EXERCISE PROMPT → Tell how many lines in the data below hold the string "true"; give nothing but the number.

STORED ROWS →
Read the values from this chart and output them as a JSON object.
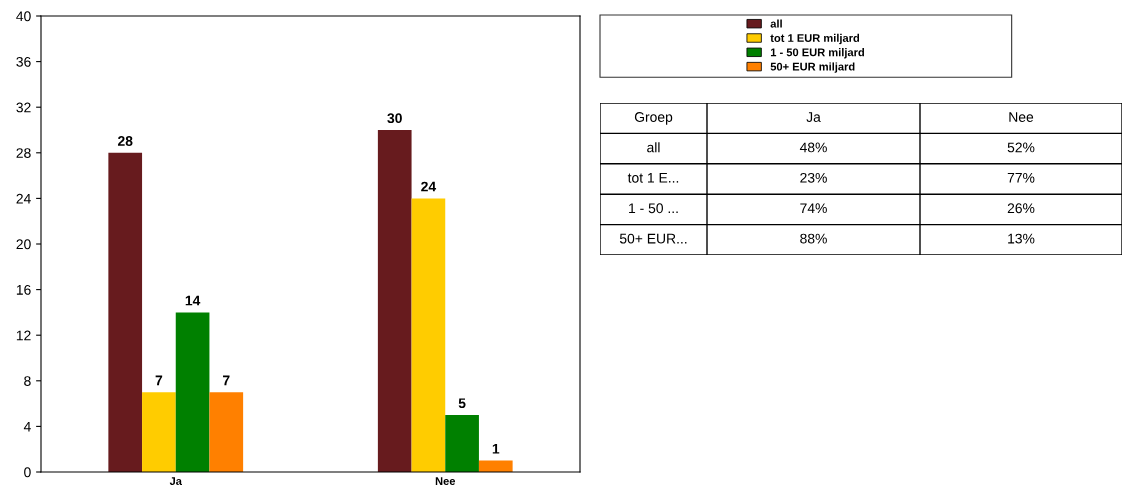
{
  "chart_data": [
    {
      "type": "bar",
      "categories": [
        "Ja",
        "Nee"
      ],
      "series": [
        {
          "name": "all",
          "color": "#671b1e",
          "values": [
            28,
            30
          ]
        },
        {
          "name": "tot 1 EUR miljard",
          "color": "#ffcc00",
          "values": [
            7,
            24
          ]
        },
        {
          "name": "1 - 50 EUR miljard",
          "color": "#008000",
          "values": [
            14,
            5
          ]
        },
        {
          "name": "50+ EUR miljard",
          "color": "#ff8000",
          "values": [
            7,
            1
          ]
        }
      ],
      "ylim": [
        0,
        40
      ],
      "yticks": [
        0,
        4,
        8,
        12,
        16,
        20,
        24,
        28,
        32,
        36,
        40
      ],
      "data_labels": true,
      "legend": "top right",
      "grid": false
    },
    {
      "type": "other",
      "ylabel": "Groep",
      "categories": [
        "Ja",
        "Nee"
      ],
      "y_categories": [
        "all",
        "tot 1 E...",
        "1 - 50 ...",
        "50+ EUR..."
      ],
      "cell_labels": [
        [
          "48%",
          "52%"
        ],
        [
          "23%",
          "77%"
        ],
        [
          "74%",
          "26%"
        ],
        [
          "88%",
          "13%"
        ]
      ]
    }
  ]
}
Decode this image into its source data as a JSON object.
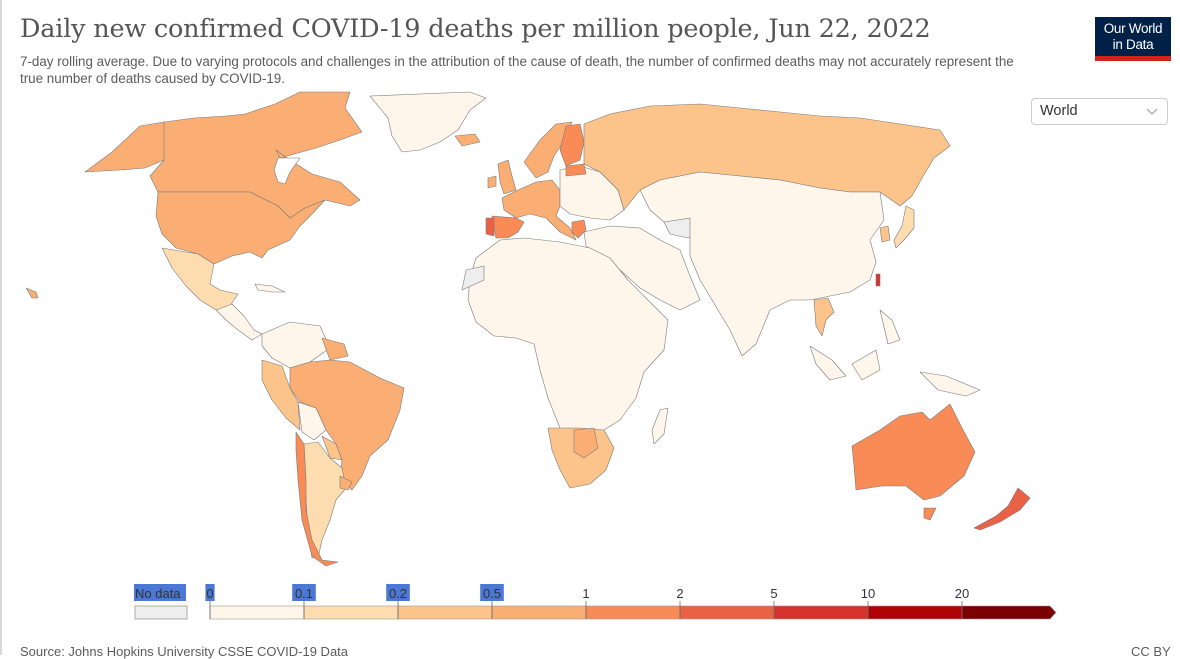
{
  "header": {
    "title": "Daily new confirmed COVID-19 deaths per million people, Jun 22, 2022",
    "subtitle": "7-day rolling average. Due to varying protocols and challenges in the attribution of the cause of death, the number of confirmed deaths may not accurately represent the true number of deaths caused by COVID-19."
  },
  "logo": {
    "line1": "Our World",
    "line2": "in Data",
    "bg_color": "#002147",
    "accent_color": "#ce261e"
  },
  "region_select": {
    "value": "World",
    "icon": "chevron-down-icon"
  },
  "legend": {
    "no_data_label": "No data",
    "no_data_color": "#eeeeee",
    "bins": [
      {
        "from": "0",
        "to": "0.1",
        "color": "#fef5eb"
      },
      {
        "from": "0.1",
        "to": "0.2",
        "color": "#fddcb0"
      },
      {
        "from": "0.2",
        "to": "0.5",
        "color": "#fcc48b"
      },
      {
        "from": "0.5",
        "to": "1",
        "color": "#fbae74"
      },
      {
        "from": "1",
        "to": "2",
        "color": "#f98b56"
      },
      {
        "from": "2",
        "to": "5",
        "color": "#ea6245"
      },
      {
        "from": "5",
        "to": "10",
        "color": "#d4322a"
      },
      {
        "from": "10",
        "to": "20",
        "color": "#b00306"
      },
      {
        "from": "20",
        "to": "",
        "color": "#7a0003"
      }
    ],
    "tick_labels": [
      "0",
      "0.1",
      "0.2",
      "0.5",
      "1",
      "2",
      "5",
      "10",
      "20"
    ]
  },
  "map_data": {
    "regions": [
      {
        "name": "Greenland",
        "bin": 0
      },
      {
        "name": "Canada",
        "bin": 3
      },
      {
        "name": "Alaska",
        "bin": 3
      },
      {
        "name": "United States",
        "bin": 3
      },
      {
        "name": "Mexico",
        "bin": 1
      },
      {
        "name": "Central America",
        "bin": 0
      },
      {
        "name": "Colombia/Venezuela",
        "bin": 0
      },
      {
        "name": "Peru/Ecuador",
        "bin": 2
      },
      {
        "name": "Brazil",
        "bin": 3
      },
      {
        "name": "Bolivia",
        "bin": 0
      },
      {
        "name": "Paraguay",
        "bin": 2
      },
      {
        "name": "Argentina",
        "bin": 1
      },
      {
        "name": "Chile",
        "bin": 4
      },
      {
        "name": "Uruguay",
        "bin": 3
      },
      {
        "name": "Russia",
        "bin": 2
      },
      {
        "name": "Scandinavia",
        "bin": 3
      },
      {
        "name": "Finland",
        "bin": 4
      },
      {
        "name": "Western Europe",
        "bin": 3
      },
      {
        "name": "Eastern Europe",
        "bin": 0
      },
      {
        "name": "Spain",
        "bin": 4
      },
      {
        "name": "Portugal",
        "bin": 5
      },
      {
        "name": "Greece",
        "bin": 4
      },
      {
        "name": "Africa",
        "bin": 0
      },
      {
        "name": "Southern Africa",
        "bin": 2
      },
      {
        "name": "Botswana",
        "bin": 3
      },
      {
        "name": "Western Sahara",
        "bin": -1
      },
      {
        "name": "Turkmenistan",
        "bin": -1
      },
      {
        "name": "Middle East",
        "bin": 0
      },
      {
        "name": "Asia",
        "bin": 0
      },
      {
        "name": "Japan",
        "bin": 1
      },
      {
        "name": "South Korea",
        "bin": 2
      },
      {
        "name": "Taiwan",
        "bin": 6
      },
      {
        "name": "Thailand",
        "bin": 2
      },
      {
        "name": "Southeast Asia",
        "bin": 0
      },
      {
        "name": "Australia",
        "bin": 4
      },
      {
        "name": "New Zealand",
        "bin": 5
      }
    ]
  },
  "footer": {
    "source": "Source: Johns Hopkins University CSSE COVID-19 Data",
    "license": "CC BY"
  }
}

SOLUTION TO THIS EXERCISE → 2